▸ Exercise objective
Write out all lines holding the word "structure".

▸ Record set
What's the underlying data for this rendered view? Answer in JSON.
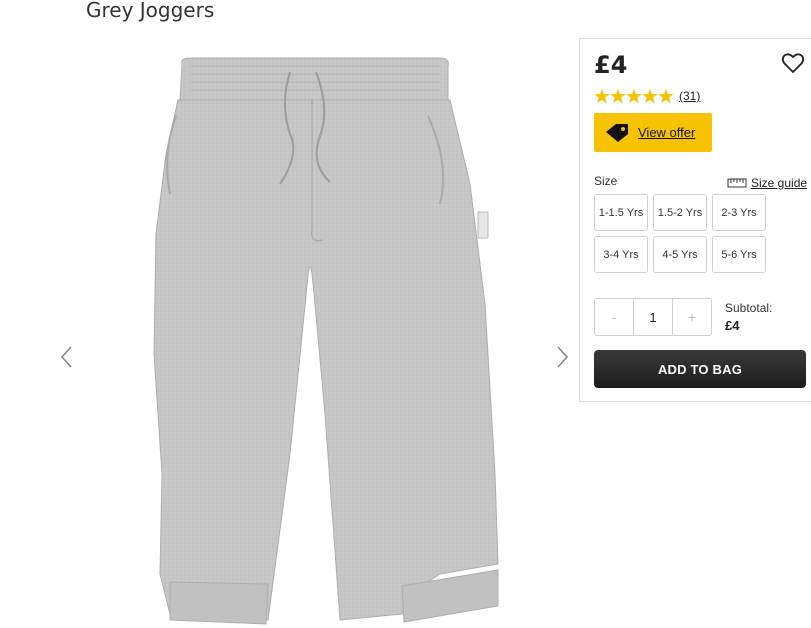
{
  "product": {
    "title": "Grey Joggers",
    "image_alt": "grey-joggers-image"
  },
  "buy_box": {
    "price": "£4",
    "rating_stars": 5,
    "rating_count": "(31)",
    "offer_label": "View offer",
    "size_label": "Size",
    "size_guide_label": "Size guide",
    "sizes": [
      "1-1.5 Yrs",
      "1.5-2 Yrs",
      "2-3 Yrs",
      "3-4 Yrs",
      "4-5 Yrs",
      "5-6 Yrs"
    ],
    "quantity": {
      "minus": "-",
      "value": "1",
      "plus": "+"
    },
    "subtotal_label": "Subtotal:",
    "subtotal_value": "£4",
    "add_to_bag_label": "ADD TO BAG"
  },
  "colors": {
    "star": "#f7c300",
    "offer_bg": "#f7c300",
    "button_dark": "#2a2a2a",
    "product_grey": "#c4c4c4"
  },
  "icons": {
    "wishlist": "heart-icon",
    "offer": "tag-icon",
    "size_guide": "ruler-icon",
    "prev": "chevron-left-icon",
    "next": "chevron-right-icon"
  }
}
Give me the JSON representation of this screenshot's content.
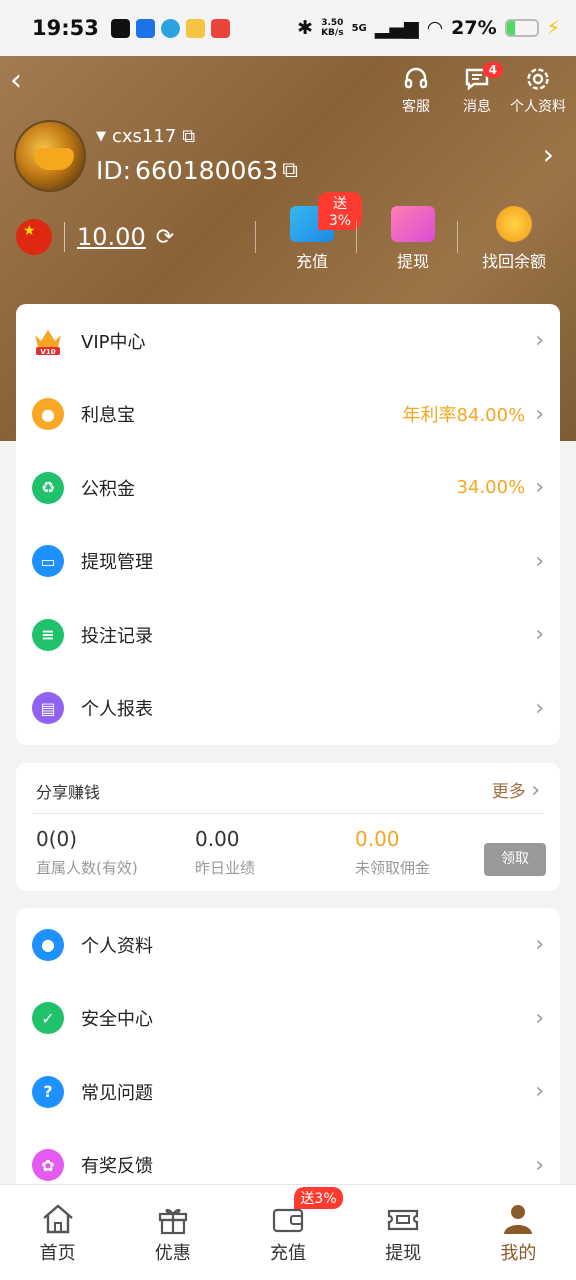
{
  "status_bar": {
    "time": "19:53",
    "speed_value": "3.50",
    "speed_unit": "KB/s",
    "network": "5G",
    "battery": "27%",
    "battery_level": 0.27
  },
  "header": {
    "actions": [
      {
        "label": "客服",
        "icon": "headset-icon"
      },
      {
        "label": "消息",
        "icon": "message-icon",
        "badge": "4"
      },
      {
        "label": "个人资料",
        "icon": "gear-icon"
      }
    ],
    "username": "cxs117",
    "id_label": "ID:",
    "id_value": "660180063"
  },
  "wallet": {
    "balance": "10.00",
    "actions": [
      {
        "label": "充值",
        "tag": "送3%"
      },
      {
        "label": "提现"
      },
      {
        "label": "找回余额"
      }
    ]
  },
  "menu1": [
    {
      "label": "VIP中心",
      "icon": "vip-crown-icon",
      "value": ""
    },
    {
      "label": "利息宝",
      "icon": "piggy-bank-icon",
      "value": "年利率84.00%"
    },
    {
      "label": "公积金",
      "icon": "fund-icon",
      "value": "34.00%"
    },
    {
      "label": "提现管理",
      "icon": "wallet-icon",
      "value": ""
    },
    {
      "label": "投注记录",
      "icon": "record-icon",
      "value": ""
    },
    {
      "label": "个人报表",
      "icon": "report-icon",
      "value": ""
    }
  ],
  "vip_level": "V10",
  "share": {
    "title": "分享赚钱",
    "more": "更多",
    "stats": [
      {
        "value": "0(0)",
        "label": "直属人数(有效)"
      },
      {
        "value": "0.00",
        "label": "昨日业绩"
      },
      {
        "value": "0.00",
        "label": "未领取佣金"
      }
    ],
    "claim": "领取"
  },
  "menu2": [
    {
      "label": "个人资料",
      "icon": "user-icon"
    },
    {
      "label": "安全中心",
      "icon": "shield-icon"
    },
    {
      "label": "常见问题",
      "icon": "question-icon"
    },
    {
      "label": "有奖反馈",
      "icon": "gift-icon"
    }
  ],
  "tabbar": [
    {
      "label": "首页",
      "icon": "home-icon"
    },
    {
      "label": "优惠",
      "icon": "gift-box-icon"
    },
    {
      "label": "充值",
      "icon": "wallet-tab-icon",
      "tag": "送3%"
    },
    {
      "label": "提现",
      "icon": "withdraw-icon"
    },
    {
      "label": "我的",
      "icon": "profile-icon",
      "active": true
    }
  ],
  "colors": {
    "header_brown": "#8a6238",
    "accent_gold": "#f5a623",
    "active_tab": "#8b5a2b",
    "badge_red": "#ff3b2f"
  }
}
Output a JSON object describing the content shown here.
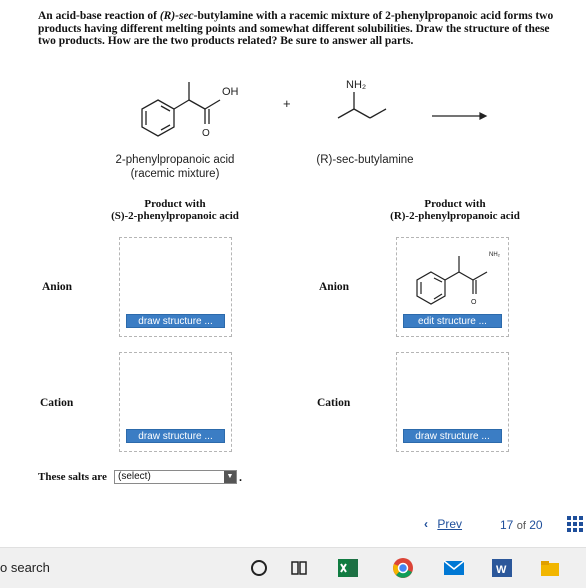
{
  "question": {
    "text_parts": [
      {
        "t": "An acid-base reaction of ",
        "i": false
      },
      {
        "t": "(R)-sec",
        "i": true
      },
      {
        "t": "-butylamine with a racemic mixture of 2-phenylpropanoic acid forms two products having different melting points and somewhat different solubilities. Draw the structure of these two products. How are the two products related? Be sure to answer all parts.",
        "i": false
      }
    ]
  },
  "reaction": {
    "acid_label_line1": "2-phenylpropanoic acid",
    "acid_label_line2": "(racemic mixture)",
    "amine_label": "(R)-sec-butylamine",
    "oh_label": "OH",
    "o_label": "O",
    "nh2_label": "NH₂",
    "plus": "+"
  },
  "columns": {
    "left_header_line1": "Product with",
    "left_header_line2": "(S)-2-phenylpropanoic acid",
    "right_header_line1": "Product with",
    "right_header_line2": "(R)-2-phenylpropanoic acid"
  },
  "rows": {
    "anion": "Anion",
    "cation": "Cation"
  },
  "buttons": {
    "draw": "draw structure ...",
    "edit": "edit structure ..."
  },
  "answer": {
    "prompt": "These salts are",
    "select_value": "(select)",
    "period": "."
  },
  "nav": {
    "prev": "Prev",
    "current": "17",
    "of": "of",
    "total": "20"
  },
  "taskbar": {
    "search": "o search"
  },
  "colors": {
    "button_blue": "#3b7dc4",
    "nav_blue": "#1f4f9b"
  }
}
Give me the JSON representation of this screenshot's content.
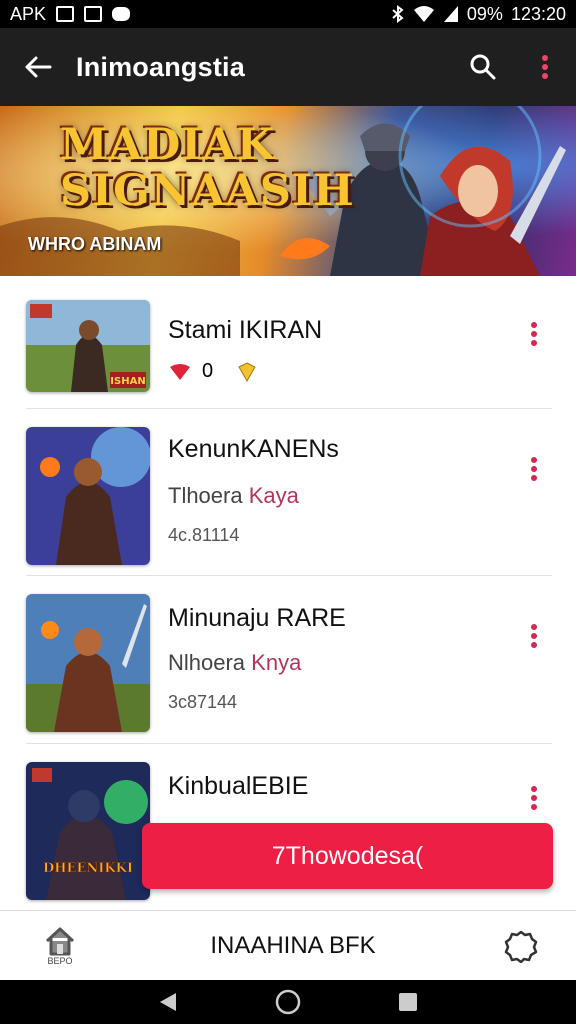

▸ Exercise solution
        "t": "-butylamine with a racemic mixture of 2-phenylpropanoic acid forms two products having different melting points and somewhat different solubilities. Draw the structure of these two products. How are the two products related? Be sure to answer all parts.",
    "draw": "draw structure ...",
    "edit": "edit structure ..."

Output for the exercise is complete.